> _Aim of the exercise_: Take the data below and filter it for lines containing the word "fire"; show each line found.

Records for the exercise below:

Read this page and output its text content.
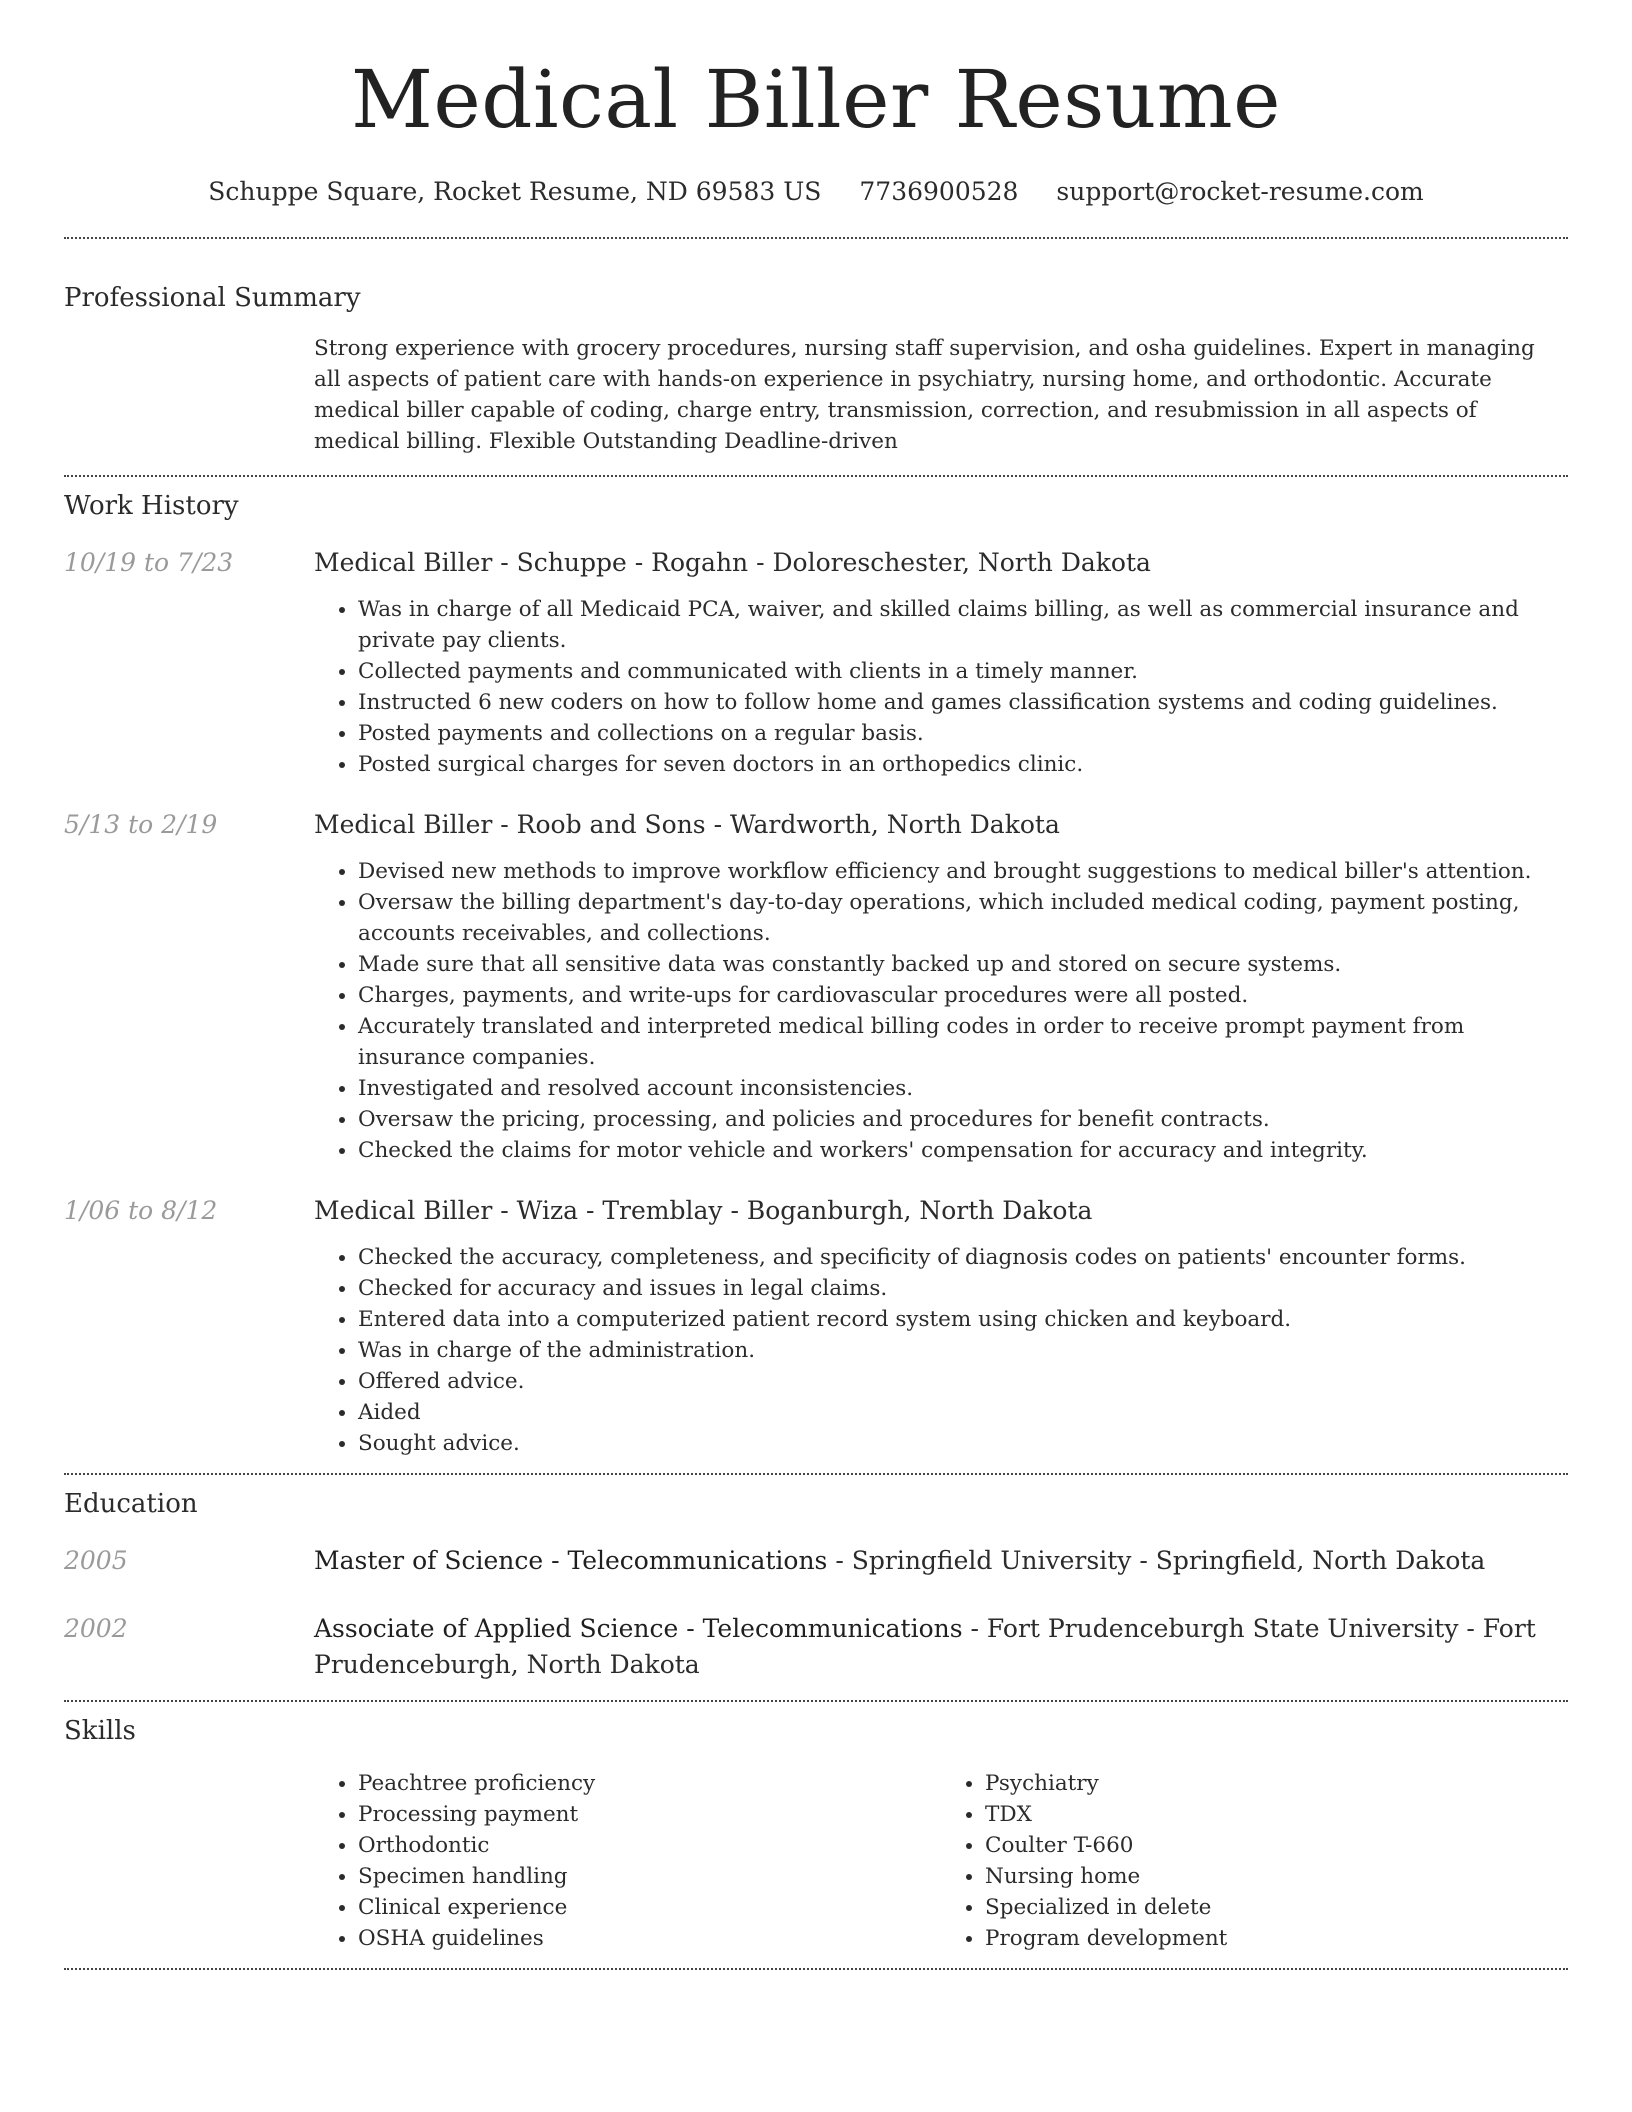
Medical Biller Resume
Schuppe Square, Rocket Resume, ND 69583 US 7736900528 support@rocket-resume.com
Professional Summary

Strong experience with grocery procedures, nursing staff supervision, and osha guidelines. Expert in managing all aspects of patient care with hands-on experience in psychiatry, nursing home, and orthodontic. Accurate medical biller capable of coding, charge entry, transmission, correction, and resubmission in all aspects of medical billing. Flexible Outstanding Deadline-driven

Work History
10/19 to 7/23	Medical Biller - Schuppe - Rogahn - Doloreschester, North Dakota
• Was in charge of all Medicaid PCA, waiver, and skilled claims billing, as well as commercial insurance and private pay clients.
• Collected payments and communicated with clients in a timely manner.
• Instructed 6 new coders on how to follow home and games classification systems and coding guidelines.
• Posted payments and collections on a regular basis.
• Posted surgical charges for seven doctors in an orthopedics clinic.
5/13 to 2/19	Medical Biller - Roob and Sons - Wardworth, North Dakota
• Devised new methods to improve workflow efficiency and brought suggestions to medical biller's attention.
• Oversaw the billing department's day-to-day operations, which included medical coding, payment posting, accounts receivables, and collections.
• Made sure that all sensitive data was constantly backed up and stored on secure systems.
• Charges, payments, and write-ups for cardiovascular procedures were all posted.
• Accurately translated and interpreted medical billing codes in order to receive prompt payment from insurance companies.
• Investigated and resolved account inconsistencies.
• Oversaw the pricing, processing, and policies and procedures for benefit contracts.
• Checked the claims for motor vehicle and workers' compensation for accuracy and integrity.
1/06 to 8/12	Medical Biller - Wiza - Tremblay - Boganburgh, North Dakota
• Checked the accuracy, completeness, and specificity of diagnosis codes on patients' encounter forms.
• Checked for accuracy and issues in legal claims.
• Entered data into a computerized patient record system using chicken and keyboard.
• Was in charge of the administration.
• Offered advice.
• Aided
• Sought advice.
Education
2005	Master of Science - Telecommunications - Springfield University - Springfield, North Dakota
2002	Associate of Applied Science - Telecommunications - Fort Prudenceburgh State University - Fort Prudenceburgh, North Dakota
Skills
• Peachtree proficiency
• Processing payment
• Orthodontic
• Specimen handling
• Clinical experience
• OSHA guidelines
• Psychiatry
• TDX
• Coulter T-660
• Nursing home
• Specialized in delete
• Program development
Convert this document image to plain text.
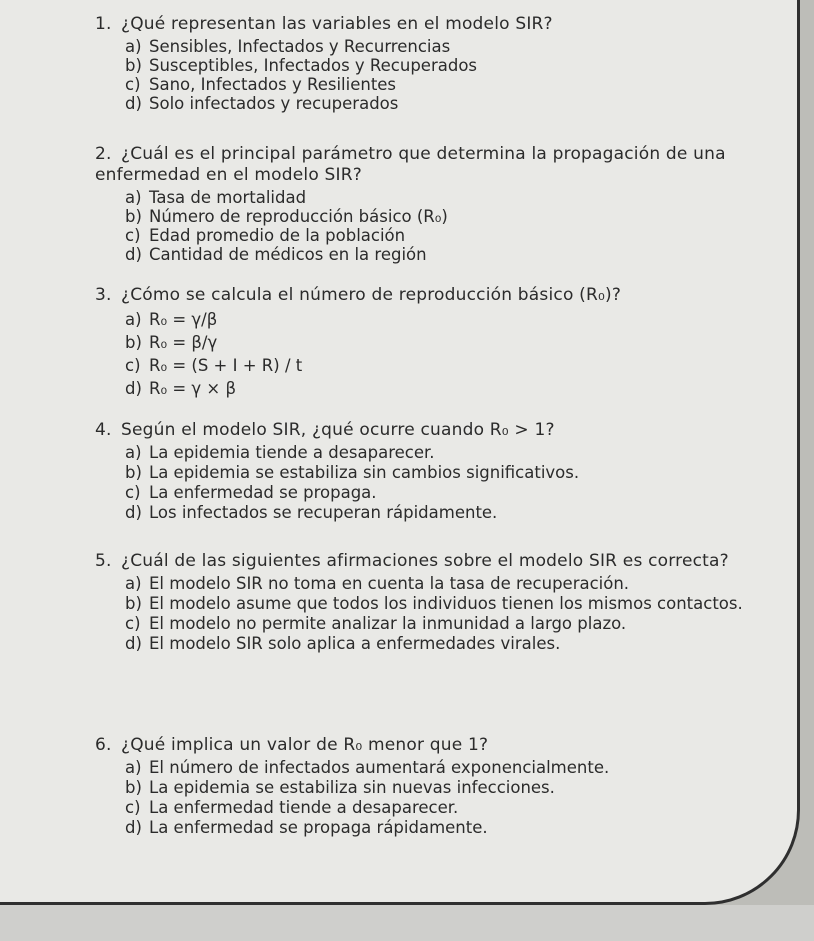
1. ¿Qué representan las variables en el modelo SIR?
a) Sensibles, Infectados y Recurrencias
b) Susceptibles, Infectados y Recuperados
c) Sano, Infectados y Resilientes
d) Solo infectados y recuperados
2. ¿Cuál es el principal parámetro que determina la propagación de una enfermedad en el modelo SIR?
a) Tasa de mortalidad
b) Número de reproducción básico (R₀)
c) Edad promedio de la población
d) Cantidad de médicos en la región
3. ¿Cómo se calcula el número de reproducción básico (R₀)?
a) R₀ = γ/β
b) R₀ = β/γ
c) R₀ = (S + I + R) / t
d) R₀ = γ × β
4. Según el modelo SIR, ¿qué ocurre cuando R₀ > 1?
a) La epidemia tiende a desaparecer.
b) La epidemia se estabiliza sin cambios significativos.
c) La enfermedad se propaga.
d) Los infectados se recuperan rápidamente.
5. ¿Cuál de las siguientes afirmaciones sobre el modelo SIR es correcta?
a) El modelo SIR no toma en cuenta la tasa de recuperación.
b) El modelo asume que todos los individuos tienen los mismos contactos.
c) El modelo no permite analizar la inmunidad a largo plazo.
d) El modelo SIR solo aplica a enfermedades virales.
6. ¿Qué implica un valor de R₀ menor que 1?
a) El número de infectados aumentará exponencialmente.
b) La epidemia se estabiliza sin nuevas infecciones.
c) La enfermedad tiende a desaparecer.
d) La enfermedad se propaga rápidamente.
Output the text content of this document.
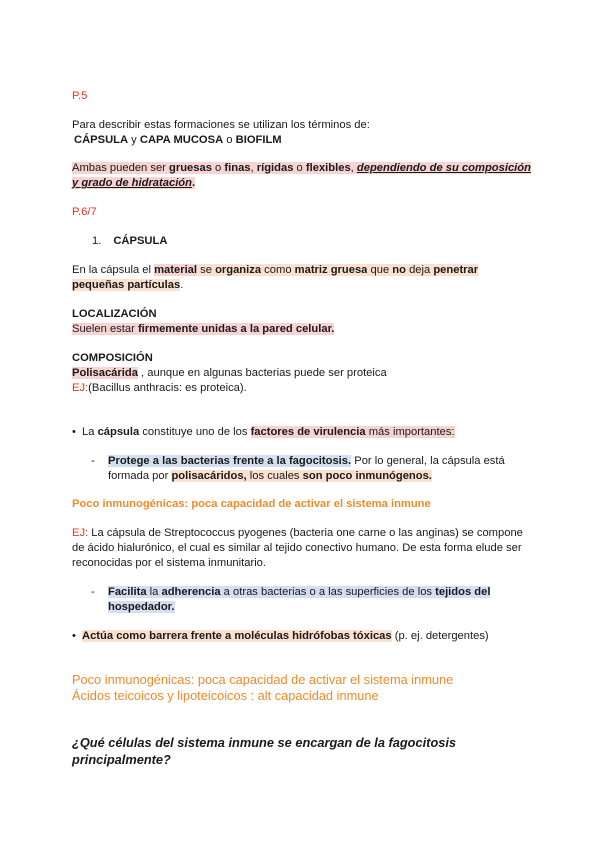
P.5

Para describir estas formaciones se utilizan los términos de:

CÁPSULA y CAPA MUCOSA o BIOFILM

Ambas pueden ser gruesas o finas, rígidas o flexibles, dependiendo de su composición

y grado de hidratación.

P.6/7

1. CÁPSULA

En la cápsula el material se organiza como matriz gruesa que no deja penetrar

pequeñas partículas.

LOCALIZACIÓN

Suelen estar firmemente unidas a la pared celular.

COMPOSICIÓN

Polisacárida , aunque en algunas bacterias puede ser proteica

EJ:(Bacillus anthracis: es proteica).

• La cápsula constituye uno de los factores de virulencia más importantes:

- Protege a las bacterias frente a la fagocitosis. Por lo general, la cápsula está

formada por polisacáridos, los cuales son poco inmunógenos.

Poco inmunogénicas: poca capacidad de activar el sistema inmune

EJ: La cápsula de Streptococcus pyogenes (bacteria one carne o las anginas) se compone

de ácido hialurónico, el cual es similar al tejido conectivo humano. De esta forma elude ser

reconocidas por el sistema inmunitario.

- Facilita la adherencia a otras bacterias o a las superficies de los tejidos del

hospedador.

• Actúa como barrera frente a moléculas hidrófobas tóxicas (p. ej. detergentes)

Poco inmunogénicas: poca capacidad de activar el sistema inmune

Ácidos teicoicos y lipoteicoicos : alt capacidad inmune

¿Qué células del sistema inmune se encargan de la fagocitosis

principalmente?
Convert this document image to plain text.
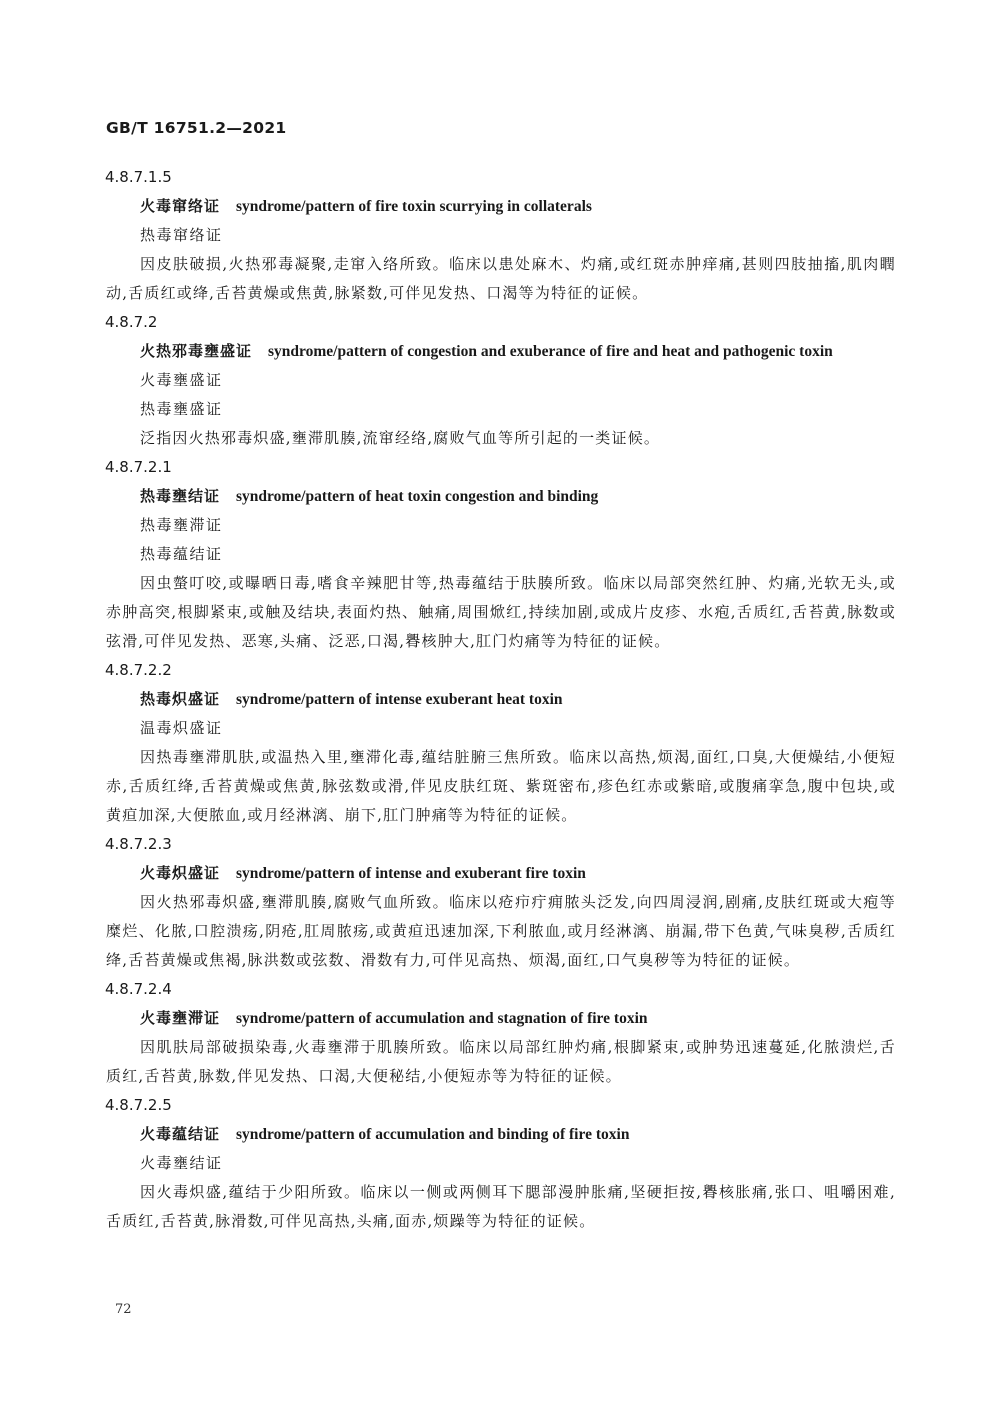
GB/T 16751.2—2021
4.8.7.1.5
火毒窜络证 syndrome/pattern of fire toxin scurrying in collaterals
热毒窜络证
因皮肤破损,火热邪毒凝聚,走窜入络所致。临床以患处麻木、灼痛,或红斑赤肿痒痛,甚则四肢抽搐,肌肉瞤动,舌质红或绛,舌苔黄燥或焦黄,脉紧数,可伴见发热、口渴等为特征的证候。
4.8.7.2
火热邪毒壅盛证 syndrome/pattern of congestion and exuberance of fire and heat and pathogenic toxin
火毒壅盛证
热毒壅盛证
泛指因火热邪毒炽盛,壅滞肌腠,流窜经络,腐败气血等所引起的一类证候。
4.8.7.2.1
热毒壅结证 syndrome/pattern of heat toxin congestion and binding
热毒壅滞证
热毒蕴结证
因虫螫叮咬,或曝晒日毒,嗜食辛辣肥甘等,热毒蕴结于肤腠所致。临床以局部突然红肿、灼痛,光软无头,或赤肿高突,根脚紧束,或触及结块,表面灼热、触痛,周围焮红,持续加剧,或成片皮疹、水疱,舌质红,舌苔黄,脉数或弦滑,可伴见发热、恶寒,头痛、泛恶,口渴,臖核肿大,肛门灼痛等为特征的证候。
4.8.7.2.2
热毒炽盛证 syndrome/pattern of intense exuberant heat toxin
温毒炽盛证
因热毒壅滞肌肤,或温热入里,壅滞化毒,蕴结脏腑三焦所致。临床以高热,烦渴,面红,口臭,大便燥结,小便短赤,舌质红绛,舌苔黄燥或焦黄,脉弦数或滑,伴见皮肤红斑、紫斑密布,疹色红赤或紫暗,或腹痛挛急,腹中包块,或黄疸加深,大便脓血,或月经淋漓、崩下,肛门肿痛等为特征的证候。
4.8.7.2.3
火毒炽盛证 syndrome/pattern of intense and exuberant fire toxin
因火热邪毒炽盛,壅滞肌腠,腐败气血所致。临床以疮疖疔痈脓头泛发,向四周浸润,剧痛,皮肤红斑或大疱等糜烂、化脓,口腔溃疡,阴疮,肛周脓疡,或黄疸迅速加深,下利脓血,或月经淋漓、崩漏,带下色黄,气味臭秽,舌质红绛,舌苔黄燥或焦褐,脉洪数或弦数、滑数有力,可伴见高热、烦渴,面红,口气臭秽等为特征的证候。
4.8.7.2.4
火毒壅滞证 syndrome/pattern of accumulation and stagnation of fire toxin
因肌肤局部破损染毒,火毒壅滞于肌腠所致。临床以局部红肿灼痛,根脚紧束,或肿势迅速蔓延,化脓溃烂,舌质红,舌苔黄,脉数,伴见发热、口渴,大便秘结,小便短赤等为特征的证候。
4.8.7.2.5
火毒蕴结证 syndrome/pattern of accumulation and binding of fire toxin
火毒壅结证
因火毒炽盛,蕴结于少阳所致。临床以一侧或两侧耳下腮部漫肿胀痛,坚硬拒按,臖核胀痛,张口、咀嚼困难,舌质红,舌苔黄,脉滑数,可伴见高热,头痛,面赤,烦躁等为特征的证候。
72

End of Records for the exercise.

> _Exercise answer_:
火毒窜络证 syndrome/pattern of fire toxin scurrying in collaterals
火热邪毒壅盛证 syndrome/pattern of congestion and exuberance of fire and heat and pathogenic toxin
火毒炽盛证 syndrome/pattern of intense and exuberant fire toxin
火毒壅滞证 syndrome/pattern of accumulation and stagnation of fire toxin
火毒蕴结证 syndrome/pattern of accumulation and binding of fire toxin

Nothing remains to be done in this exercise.